Whenever a line of the records below contains the word "easily", copy that line.

---*---

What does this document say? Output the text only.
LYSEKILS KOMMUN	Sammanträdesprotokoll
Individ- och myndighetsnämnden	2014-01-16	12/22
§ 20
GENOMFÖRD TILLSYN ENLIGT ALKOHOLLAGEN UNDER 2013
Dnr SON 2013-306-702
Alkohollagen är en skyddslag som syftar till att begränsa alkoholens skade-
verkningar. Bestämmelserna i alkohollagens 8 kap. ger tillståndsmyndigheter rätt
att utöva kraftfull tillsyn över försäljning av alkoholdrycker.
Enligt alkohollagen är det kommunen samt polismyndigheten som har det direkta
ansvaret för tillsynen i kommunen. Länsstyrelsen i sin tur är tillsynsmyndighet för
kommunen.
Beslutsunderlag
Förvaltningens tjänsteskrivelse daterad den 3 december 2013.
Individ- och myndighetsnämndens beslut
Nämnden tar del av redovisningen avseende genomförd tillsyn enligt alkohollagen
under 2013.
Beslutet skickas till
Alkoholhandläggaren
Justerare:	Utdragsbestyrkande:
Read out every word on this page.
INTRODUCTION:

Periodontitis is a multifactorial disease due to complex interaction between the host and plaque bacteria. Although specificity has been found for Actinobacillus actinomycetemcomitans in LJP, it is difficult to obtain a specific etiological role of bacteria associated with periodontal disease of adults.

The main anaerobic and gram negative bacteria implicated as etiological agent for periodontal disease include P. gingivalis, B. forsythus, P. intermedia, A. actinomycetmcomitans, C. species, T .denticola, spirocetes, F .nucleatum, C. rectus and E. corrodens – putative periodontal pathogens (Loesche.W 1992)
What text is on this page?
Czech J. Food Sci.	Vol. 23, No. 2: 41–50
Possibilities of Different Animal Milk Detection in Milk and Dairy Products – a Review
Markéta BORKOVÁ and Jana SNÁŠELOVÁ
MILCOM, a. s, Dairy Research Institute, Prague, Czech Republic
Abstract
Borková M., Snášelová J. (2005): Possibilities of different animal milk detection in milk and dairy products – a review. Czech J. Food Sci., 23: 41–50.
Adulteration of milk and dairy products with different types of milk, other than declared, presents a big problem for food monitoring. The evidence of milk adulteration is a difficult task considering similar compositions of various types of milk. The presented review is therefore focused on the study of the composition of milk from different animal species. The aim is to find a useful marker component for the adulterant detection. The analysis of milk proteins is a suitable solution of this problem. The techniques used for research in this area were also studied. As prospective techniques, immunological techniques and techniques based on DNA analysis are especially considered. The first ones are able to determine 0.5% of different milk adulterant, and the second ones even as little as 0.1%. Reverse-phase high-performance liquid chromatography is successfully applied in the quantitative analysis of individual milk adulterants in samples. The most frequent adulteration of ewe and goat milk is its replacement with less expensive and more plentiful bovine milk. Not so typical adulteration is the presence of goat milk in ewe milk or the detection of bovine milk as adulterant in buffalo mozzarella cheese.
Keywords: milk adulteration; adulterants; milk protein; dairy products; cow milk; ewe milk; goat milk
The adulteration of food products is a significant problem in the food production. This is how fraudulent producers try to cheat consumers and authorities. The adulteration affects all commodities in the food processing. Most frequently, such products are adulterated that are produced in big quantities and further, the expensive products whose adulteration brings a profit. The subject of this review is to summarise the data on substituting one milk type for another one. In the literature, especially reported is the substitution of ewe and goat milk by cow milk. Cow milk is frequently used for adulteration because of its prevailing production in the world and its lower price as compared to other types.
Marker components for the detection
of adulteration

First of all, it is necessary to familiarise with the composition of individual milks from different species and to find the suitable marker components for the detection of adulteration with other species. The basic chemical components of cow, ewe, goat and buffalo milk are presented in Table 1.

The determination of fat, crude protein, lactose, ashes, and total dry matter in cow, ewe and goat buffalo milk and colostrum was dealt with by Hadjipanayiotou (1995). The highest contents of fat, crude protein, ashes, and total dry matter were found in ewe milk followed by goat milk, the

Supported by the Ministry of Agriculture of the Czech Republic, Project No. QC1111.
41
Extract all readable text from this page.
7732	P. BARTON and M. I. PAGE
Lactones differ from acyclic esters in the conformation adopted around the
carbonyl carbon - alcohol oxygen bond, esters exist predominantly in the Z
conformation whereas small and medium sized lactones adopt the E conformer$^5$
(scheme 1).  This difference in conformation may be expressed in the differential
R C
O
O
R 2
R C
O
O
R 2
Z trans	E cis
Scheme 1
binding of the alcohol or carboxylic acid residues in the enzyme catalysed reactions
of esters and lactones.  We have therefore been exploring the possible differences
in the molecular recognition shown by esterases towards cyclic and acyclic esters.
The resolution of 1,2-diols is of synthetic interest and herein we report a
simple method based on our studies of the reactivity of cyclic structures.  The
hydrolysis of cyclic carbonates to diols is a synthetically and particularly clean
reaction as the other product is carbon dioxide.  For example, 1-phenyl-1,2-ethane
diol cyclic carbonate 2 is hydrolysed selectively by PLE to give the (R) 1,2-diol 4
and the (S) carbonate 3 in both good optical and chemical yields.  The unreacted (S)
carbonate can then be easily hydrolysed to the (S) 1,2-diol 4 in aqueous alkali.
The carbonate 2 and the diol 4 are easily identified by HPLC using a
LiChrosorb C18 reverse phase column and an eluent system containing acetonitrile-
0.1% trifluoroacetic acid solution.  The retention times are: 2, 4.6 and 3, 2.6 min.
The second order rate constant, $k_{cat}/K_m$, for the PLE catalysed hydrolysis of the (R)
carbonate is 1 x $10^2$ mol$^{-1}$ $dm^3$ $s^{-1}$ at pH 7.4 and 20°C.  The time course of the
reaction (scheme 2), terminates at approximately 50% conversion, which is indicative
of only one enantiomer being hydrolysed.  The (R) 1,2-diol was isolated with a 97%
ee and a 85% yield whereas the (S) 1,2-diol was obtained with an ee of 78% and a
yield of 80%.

---*---

**SOLUTION TO THE PROBLEM**
carbonate can then be easily hydrolysed to the (S) 1,2-diol 4 in aqueous alkali.
The carbonate 2 and the diol 4 are easily identified by HPLC using a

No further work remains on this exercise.